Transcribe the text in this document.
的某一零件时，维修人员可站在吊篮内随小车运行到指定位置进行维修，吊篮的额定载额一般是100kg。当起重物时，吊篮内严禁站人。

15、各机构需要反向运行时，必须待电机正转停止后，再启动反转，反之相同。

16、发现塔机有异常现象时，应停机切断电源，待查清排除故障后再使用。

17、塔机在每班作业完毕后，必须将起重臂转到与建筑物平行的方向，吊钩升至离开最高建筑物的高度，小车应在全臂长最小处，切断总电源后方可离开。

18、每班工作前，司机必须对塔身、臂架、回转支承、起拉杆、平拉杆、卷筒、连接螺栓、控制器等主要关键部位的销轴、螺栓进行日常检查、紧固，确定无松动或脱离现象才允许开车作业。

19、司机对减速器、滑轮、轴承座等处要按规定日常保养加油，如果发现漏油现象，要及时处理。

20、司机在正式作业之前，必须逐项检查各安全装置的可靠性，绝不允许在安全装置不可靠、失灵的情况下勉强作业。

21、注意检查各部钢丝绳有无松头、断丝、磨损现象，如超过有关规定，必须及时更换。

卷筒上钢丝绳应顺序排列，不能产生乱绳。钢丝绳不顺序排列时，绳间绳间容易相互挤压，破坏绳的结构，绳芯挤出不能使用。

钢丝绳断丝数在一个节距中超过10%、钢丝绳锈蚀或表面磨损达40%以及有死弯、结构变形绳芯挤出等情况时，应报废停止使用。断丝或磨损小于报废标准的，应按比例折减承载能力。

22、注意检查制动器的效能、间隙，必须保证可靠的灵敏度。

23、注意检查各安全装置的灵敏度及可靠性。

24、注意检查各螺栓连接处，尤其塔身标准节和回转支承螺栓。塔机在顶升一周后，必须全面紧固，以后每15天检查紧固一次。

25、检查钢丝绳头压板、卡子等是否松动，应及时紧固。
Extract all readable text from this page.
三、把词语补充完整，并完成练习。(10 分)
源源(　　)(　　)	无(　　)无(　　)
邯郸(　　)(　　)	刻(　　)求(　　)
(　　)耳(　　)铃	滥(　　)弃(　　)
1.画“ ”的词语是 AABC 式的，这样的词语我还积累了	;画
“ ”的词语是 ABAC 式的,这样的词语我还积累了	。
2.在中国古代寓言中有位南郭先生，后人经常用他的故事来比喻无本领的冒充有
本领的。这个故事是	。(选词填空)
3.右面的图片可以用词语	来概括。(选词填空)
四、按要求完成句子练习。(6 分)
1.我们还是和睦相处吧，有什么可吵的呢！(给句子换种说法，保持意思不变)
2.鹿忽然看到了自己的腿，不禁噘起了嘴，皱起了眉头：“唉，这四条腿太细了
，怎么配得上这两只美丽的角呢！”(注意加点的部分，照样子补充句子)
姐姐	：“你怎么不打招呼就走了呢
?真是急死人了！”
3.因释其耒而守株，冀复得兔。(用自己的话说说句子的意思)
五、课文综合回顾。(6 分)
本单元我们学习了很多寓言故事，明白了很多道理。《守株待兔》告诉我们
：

==============================

WORK INSTRUCTIONS
The records above should all be quoted exactly, please.

RESULT
Transcribe the text in this document.
的某一零件时，维修人员可站在吊篮内随小车运行到指定位置进行维修，吊篮的额定载额一般是100kg。当起重物时，吊篮内严禁站人。

15、各机构需要反向运行时，必须待电机正转停止后，再启动反转，反之相同。

16、发现塔机有异常现象时，应停机切断电源，待查清排除故障后再使用。

17、塔机在每班作业完毕后，必须将起重臂转到与建筑物平行的方向，吊钩升至离开最高建筑物的高度，小车应在全臂长最小处，切断总电源后方可离开。

18、每班工作前，司机必须对塔身、臂架、回转支承、起拉杆、平拉杆、卷筒、连接螺栓、控制器等主要关键部位的销轴、螺栓进行日常检查、紧固，确定无松动或脱离现象才允许开车作业。

19、司机对减速器、滑轮、轴承座等处要按规定日常保养加油，如果发现漏油现象，要及时处理。

20、司机在正式作业之前，必须逐项检查各安全装置的可靠性，绝不允许在安全装置不可靠、失灵的情况下勉强作业。

21、注意检查各部钢丝绳有无松头、断丝、磨损现象，如超过有关规定，必须及时更换。

卷筒上钢丝绳应顺序排列，不能产生乱绳。钢丝绳不顺序排列时，绳间绳间容易相互挤压，破坏绳的结构，绳芯挤出不能使用。

钢丝绳断丝数在一个节距中超过10%、钢丝绳锈蚀或表面磨损达40%以及有死弯、结构变形绳芯挤出等情况时，应报废停止使用。断丝或磨损小于报废标准的，应按比例折减承载能力。

22、注意检查制动器的效能、间隙，必须保证可靠的灵敏度。

23、注意检查各安全装置的灵敏度及可靠性。

24、注意检查各螺栓连接处，尤其塔身标准节和回转支承螺栓。塔机在顶升一周后，必须全面紧固，以后每15天检查紧固一次。

25、检查钢丝绳头压板、卡子等是否松动，应及时紧固。
Extract all readable text from this page.
三、把词语补充完整，并完成练习。(10 分)
源源(　　)(　　)	无(　　)无(　　)
邯郸(　　)(　　)	刻(　　)求(　　)
(　　)耳(　　)铃	滥(　　)弃(　　)
1.画“ ”的词语是 AABC 式的，这样的词语我还积累了	;画
“ ”的词语是 ABAC 式的,这样的词语我还积累了	。
2.在中国古代寓言中有位南郭先生，后人经常用他的故事来比喻无本领的冒充有
本领的。这个故事是	。(选词填空)
3.右面的图片可以用词语	来概括。(选词填空)
四、按要求完成句子练习。(6 分)
1.我们还是和睦相处吧，有什么可吵的呢！(给句子换种说法，保持意思不变)
2.鹿忽然看到了自己的腿，不禁噘起了嘴，皱起了眉头：“唉，这四条腿太细了
，怎么配得上这两只美丽的角呢！”(注意加点的部分，照样子补充句子)
姐姐	：“你怎么不打招呼就走了呢
?真是急死人了！”
3.因释其耒而守株，冀复得兔。(用自己的话说说句子的意思)
五、课文综合回顾。(6 分)
本单元我们学习了很多寓言故事，明白了很多道理。《守株待兔》告诉我们
：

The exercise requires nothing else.